» **Goal**
Gather all lines in the entries below that include the word "Госдумы".

» **Data in this exercise**
##########

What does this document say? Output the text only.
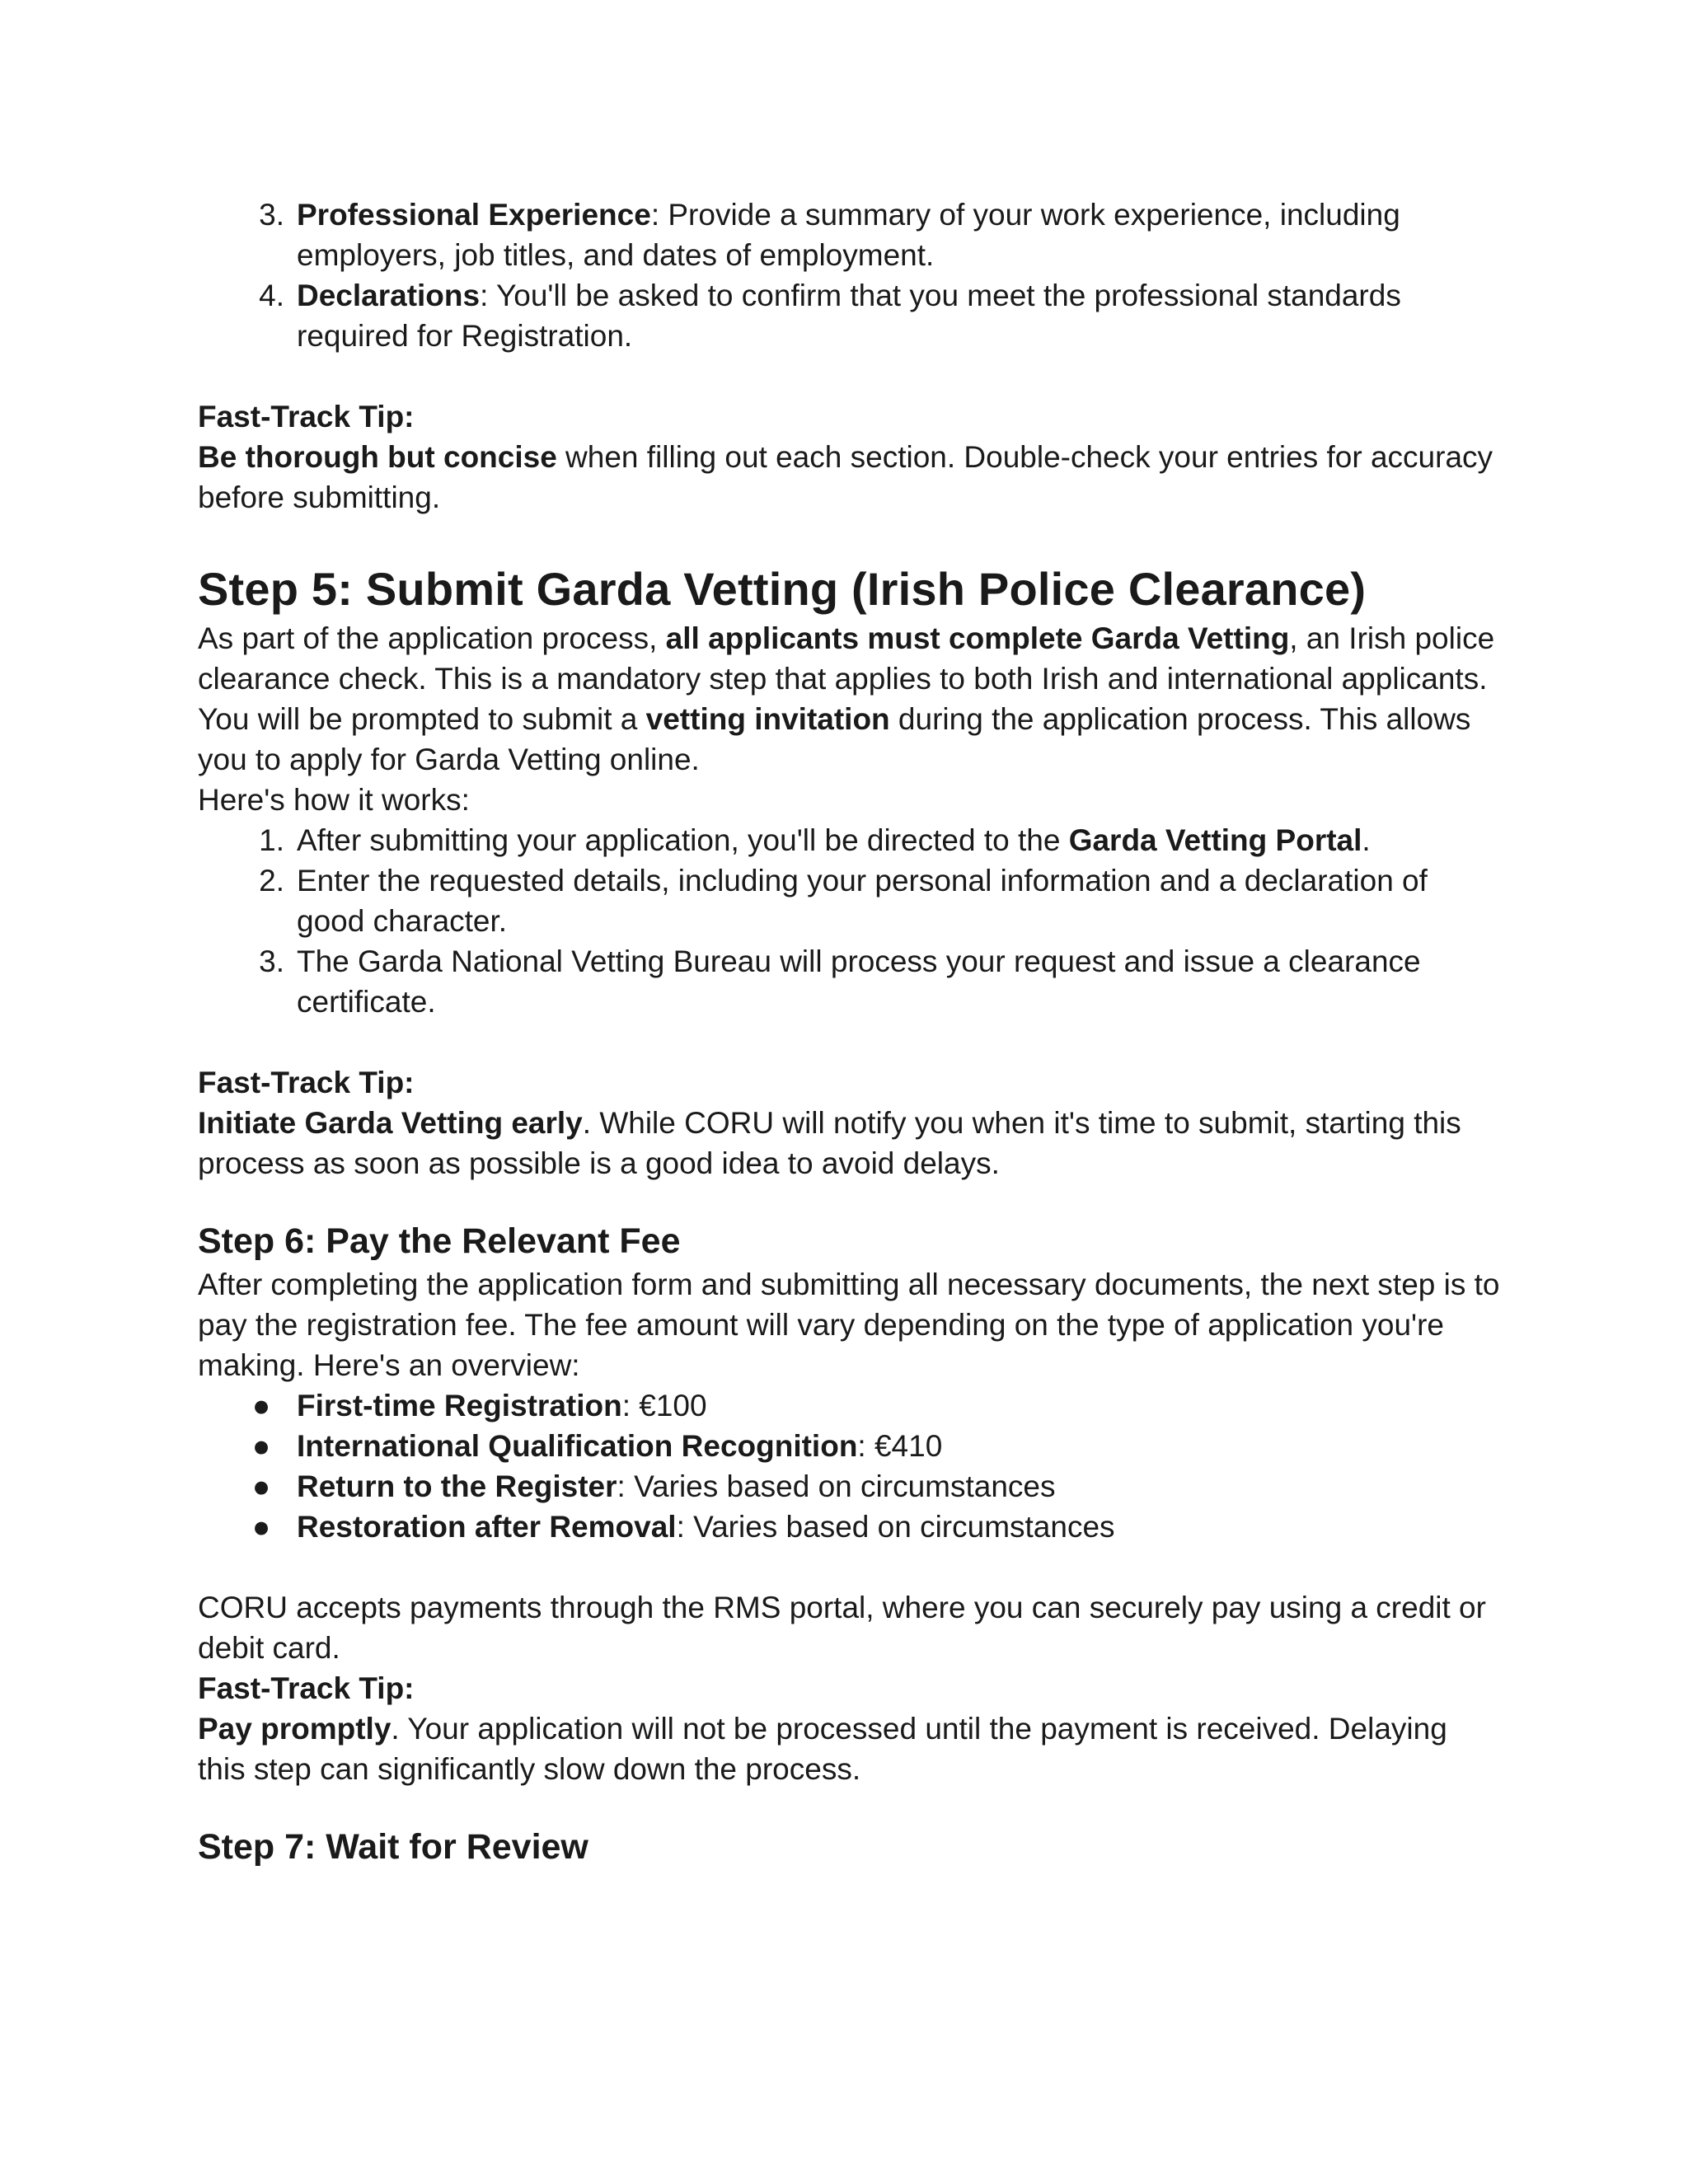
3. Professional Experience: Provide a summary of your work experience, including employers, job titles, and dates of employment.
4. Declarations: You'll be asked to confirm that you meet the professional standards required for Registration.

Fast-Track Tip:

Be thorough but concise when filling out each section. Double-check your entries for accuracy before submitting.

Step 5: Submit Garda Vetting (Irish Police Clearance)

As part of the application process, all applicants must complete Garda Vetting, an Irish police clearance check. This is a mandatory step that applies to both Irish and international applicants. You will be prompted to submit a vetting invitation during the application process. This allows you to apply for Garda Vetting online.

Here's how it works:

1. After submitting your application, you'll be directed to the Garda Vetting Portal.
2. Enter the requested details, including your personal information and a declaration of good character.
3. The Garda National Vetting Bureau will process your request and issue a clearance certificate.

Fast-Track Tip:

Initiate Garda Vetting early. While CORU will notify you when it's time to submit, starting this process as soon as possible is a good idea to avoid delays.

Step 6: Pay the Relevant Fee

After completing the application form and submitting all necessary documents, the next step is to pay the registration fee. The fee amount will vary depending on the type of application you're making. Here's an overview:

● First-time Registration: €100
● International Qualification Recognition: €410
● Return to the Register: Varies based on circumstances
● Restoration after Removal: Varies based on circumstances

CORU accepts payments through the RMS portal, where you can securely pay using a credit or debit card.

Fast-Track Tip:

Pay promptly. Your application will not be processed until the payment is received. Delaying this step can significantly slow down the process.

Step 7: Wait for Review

##########

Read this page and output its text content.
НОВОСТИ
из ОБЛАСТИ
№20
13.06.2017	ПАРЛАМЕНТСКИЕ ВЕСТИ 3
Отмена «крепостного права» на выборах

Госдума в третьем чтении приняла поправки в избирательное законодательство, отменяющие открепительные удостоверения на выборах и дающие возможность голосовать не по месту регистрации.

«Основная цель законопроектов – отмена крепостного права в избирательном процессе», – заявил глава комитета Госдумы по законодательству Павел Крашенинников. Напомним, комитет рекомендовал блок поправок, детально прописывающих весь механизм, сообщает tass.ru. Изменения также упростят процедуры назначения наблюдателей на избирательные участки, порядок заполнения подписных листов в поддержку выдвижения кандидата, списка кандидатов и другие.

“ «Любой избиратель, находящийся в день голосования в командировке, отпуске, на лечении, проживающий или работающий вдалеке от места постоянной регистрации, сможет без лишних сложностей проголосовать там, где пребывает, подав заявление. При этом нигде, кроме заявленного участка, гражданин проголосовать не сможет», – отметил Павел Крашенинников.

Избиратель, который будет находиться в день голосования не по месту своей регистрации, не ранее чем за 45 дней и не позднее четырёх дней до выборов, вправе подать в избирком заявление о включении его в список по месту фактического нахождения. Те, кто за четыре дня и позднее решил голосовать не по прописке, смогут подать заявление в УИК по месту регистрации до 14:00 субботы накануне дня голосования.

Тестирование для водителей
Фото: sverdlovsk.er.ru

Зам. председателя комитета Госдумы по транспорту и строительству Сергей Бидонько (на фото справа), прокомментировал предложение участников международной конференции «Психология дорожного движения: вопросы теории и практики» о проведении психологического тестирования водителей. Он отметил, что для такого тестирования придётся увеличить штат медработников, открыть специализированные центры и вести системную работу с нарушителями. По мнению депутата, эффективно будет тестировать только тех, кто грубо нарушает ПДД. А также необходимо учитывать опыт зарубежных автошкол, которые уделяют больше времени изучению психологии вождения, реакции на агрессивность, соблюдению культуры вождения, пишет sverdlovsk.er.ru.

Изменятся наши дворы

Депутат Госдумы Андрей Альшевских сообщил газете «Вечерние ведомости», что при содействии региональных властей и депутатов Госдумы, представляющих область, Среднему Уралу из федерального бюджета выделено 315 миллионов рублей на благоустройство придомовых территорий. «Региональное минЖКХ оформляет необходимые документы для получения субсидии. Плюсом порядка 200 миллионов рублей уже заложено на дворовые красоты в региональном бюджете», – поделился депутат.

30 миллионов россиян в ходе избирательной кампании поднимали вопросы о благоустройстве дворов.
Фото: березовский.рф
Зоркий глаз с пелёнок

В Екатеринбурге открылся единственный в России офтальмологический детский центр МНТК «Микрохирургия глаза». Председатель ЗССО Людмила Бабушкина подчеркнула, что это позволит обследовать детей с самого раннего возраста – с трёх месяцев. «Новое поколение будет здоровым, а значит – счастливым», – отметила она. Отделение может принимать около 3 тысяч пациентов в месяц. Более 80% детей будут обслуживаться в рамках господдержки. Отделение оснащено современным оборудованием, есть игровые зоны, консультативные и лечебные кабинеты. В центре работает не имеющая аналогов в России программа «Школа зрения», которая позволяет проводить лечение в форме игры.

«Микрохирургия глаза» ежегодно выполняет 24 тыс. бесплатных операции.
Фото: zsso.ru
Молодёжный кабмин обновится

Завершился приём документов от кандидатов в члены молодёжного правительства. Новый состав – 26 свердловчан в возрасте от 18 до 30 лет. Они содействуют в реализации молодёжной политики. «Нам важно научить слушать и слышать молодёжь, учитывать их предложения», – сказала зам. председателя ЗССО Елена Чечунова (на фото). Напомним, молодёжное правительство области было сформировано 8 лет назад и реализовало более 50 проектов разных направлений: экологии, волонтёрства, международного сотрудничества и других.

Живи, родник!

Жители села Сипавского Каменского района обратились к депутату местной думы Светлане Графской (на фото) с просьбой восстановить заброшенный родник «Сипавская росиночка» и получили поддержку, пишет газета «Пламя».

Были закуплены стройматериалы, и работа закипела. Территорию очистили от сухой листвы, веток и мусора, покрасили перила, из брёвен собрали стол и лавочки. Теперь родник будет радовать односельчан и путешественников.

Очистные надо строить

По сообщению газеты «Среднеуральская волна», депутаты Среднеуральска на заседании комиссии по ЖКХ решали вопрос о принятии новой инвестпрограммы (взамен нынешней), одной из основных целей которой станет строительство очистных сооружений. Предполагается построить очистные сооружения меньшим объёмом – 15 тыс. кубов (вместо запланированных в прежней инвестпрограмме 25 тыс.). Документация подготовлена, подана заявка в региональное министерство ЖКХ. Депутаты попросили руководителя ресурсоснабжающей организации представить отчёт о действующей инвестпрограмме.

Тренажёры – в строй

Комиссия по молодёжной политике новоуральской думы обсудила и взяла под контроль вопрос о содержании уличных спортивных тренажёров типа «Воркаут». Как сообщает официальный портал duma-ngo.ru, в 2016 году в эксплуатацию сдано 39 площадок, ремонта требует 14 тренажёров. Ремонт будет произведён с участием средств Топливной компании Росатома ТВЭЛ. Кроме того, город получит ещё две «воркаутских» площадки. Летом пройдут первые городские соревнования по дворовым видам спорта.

##########

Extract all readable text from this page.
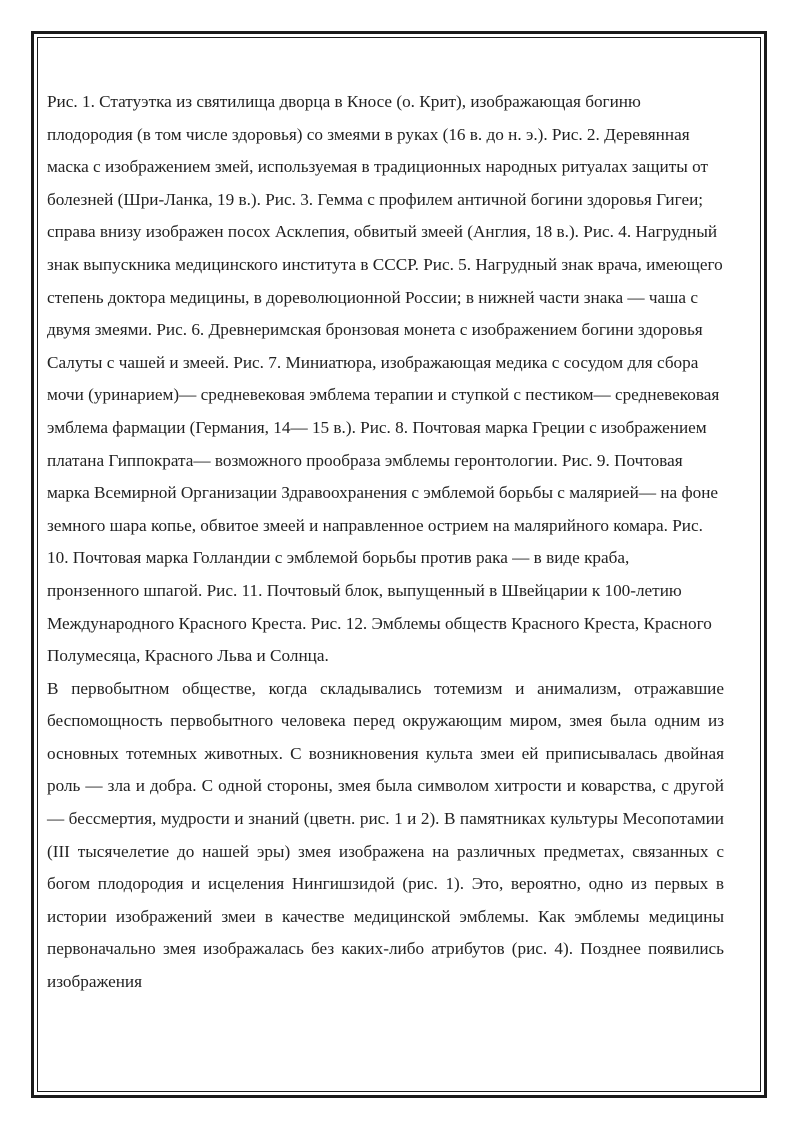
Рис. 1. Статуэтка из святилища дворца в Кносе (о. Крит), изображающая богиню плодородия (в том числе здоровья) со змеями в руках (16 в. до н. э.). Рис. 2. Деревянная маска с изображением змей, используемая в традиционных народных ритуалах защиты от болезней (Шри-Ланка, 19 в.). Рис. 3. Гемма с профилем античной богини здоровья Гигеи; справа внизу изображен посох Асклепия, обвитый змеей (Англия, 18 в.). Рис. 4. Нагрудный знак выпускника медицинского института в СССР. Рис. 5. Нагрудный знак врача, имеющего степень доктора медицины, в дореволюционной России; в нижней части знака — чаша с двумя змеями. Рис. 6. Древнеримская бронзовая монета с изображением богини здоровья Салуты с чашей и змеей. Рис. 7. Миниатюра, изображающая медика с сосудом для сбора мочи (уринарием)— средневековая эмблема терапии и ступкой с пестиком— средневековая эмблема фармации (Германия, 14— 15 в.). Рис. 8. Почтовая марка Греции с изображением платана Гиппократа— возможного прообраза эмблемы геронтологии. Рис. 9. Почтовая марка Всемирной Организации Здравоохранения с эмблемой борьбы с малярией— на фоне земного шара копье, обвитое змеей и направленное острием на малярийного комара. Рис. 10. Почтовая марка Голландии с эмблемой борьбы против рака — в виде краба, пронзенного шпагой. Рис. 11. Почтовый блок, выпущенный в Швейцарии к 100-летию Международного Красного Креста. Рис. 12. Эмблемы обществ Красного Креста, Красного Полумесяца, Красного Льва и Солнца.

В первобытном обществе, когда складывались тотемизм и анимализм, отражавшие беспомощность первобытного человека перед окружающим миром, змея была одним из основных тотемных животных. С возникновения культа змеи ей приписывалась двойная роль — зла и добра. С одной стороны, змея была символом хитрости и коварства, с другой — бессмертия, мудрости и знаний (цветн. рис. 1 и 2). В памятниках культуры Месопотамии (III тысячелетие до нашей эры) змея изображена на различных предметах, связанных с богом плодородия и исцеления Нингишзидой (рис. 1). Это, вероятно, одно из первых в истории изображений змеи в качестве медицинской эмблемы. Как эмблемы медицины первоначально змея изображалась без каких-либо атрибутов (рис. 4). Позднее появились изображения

##########

» **Exercise solution**
«Основная цель законопроектов – отмена крепостного права в избирательном процессе», – заявил глава комитета Госдумы по законодательству Павел Крашенинников. Напомним, комитет рекомендовал блок поправок, детально прописывающих весь механизм, сообщает tass.ru. Изменения также упростят процедуры назначения наблюдателей на избирательные участки, порядок заполнения подписных листов в поддержку выдвижения кандидата, списка кандидатов и другие.
Зам. председателя комитета Госдумы по транспорту и строительству Сергей Бидонько (на фото справа), прокомментировал предложение участников международной конференции «Психология дорожного движения: вопросы теории и практики» о проведении психологического тестирования водителей. Он отметил, что для такого тестирования придётся увеличить штат медработников, открыть специализированные центры и вести системную работу с нарушителями. По мнению депутата, эффективно будет тестировать только тех, кто грубо нарушает ПДД. А также необходимо учитывать опыт зарубежных автошкол, которые уделяют больше времени изучению психологии вождения, реакции на агрессивность, соблюдению культуры вождения, пишет sverdlovsk.er.ru.
Депутат Госдумы Андрей Альшевских сообщил газете «Вечерние ведомости», что при содействии региональных властей и депутатов Госдумы, представляющих область, Среднему Уралу из федерального бюджета выделено 315 миллионов рублей на благоустройство придомовых территорий. «Региональное минЖКХ оформляет необходимые документы для получения субсидии. Плюсом порядка 200 миллионов рублей уже заложено на дворовые красоты в региональном бюджете», – поделился депутат.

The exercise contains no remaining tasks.